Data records
* * * * * * *
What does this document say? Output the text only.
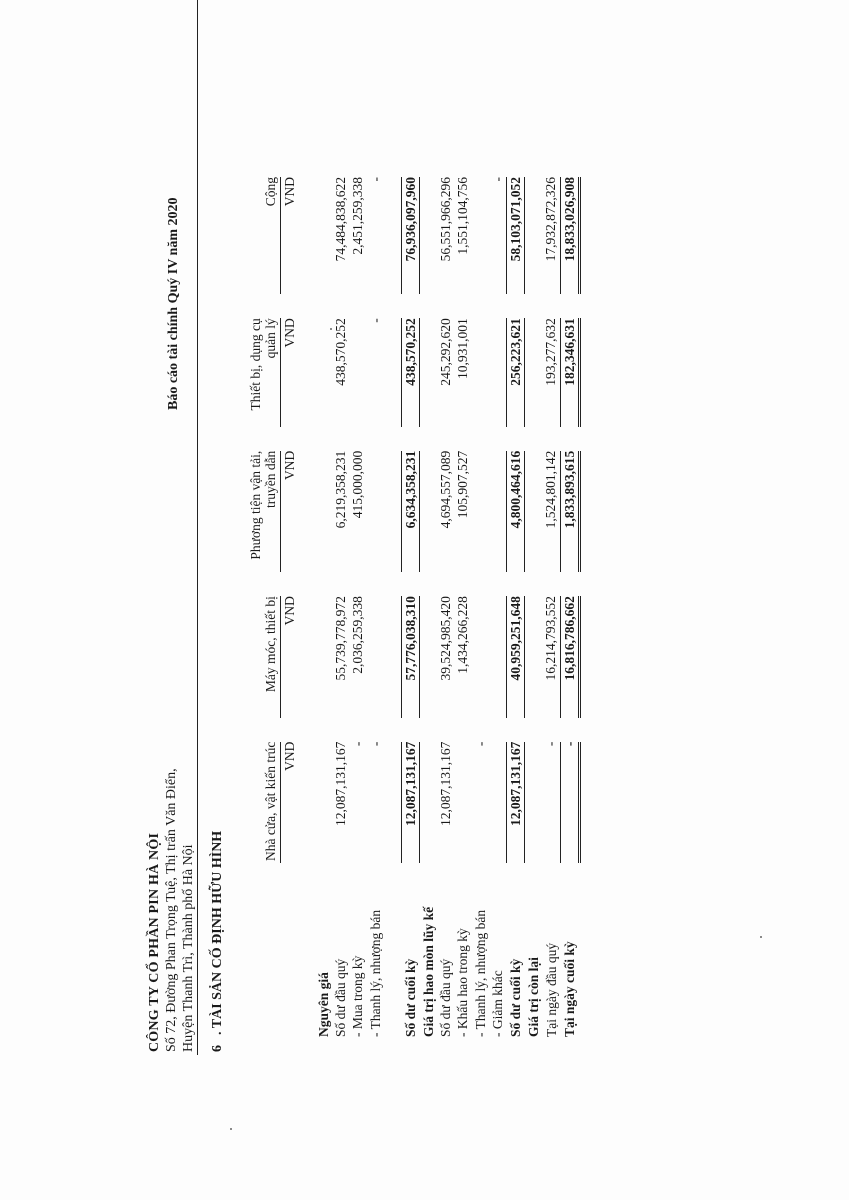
CÔNG TY CỔ PHẦN PIN HÀ NỘI Số 72, Đường Phan Trọng Tuệ, Thị trấn Văn Điển, Huyện Thanh Trì, Thành phố Hà Nội
Báo cáo tài chính Quý IV năm 2020
6. TÀI SẢN CỐ ĐỊNH HỮU HÌNH
	Nhà cửa, vật kiến trúc		Máy móc, thiết bị		Phương tiện vận tải, truyền dẫn		Thiết bị, dụng cụ quản lý		Cộng
	VND		VND		VND		VND		VND

Nguyên giá									
Số dư đầu quý	12,087,131,167		55,739,778,972		6,219,358,231		438,570,252		74,484,838,622
- Mua trong kỳ	-		2,036,259,338		415,000,000				2,451,259,338
- Thanh lý, nhượng bán	-						-		-

Số dư cuối kỳ	12,087,131,167		57,776,038,310		6,634,358,231		438,570,252		76,936,097,960
Giá trị hao mòn lũy kế									
Số dư đầu quý	12,087,131,167		39,524,985,420		4,694,557,089		245,292,620		56,551,966,296
- Khấu hao trong kỳ			1,434,266,228		105,907,527		10,931,001		1,551,104,756
- Thanh lý, nhượng bán	-								
- Giảm khác									-
Số dư cuối kỳ	12,087,131,167		40,959,251,648		4,800,464,616		256,223,621		58,103,071,052
Giá trị còn lại									
Tại ngày đầu quý	-		16,214,793,552		1,524,801,142		193,277,632		17,932,872,326
Tại ngày cuối kỳ	-		16,816,786,662		1,833,893,615		182,346,631		18,833,026,908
* * * * * * *
Your task:
Reproduce each line exactly, please, except for any pictures.

Exercise output:
What does this document say? Output the text only.
CÔNG TY CỔ PHẦN PIN HÀ NỘI Số 72, Đường Phan Trọng Tuệ, Thị trấn Văn Điển, Huyện Thanh Trì, Thành phố Hà Nội
Báo cáo tài chính Quý IV năm 2020
6. TÀI SẢN CỐ ĐỊNH HỮU HÌNH
	Nhà cửa, vật kiến trúc		Máy móc, thiết bị		Phương tiện vận tải, truyền dẫn		Thiết bị, dụng cụ quản lý		Cộng
	VND		VND		VND		VND		VND

Nguyên giá									
Số dư đầu quý	12,087,131,167		55,739,778,972		6,219,358,231		438,570,252		74,484,838,622
- Mua trong kỳ	-		2,036,259,338		415,000,000				2,451,259,338
- Thanh lý, nhượng bán	-						-		-

Số dư cuối kỳ	12,087,131,167		57,776,038,310		6,634,358,231		438,570,252		76,936,097,960
Giá trị hao mòn lũy kế									
Số dư đầu quý	12,087,131,167		39,524,985,420		4,694,557,089		245,292,620		56,551,966,296
- Khấu hao trong kỳ			1,434,266,228		105,907,527		10,931,001		1,551,104,756
- Thanh lý, nhượng bán	-								
- Giảm khác									-
Số dư cuối kỳ	12,087,131,167		40,959,251,648		4,800,464,616		256,223,621		58,103,071,052
Giá trị còn lại									
Tại ngày đầu quý	-		16,214,793,552		1,524,801,142		193,277,632		17,932,872,326
Tại ngày cuối kỳ	-		16,816,786,662		1,833,893,615		182,346,631		18,833,026,908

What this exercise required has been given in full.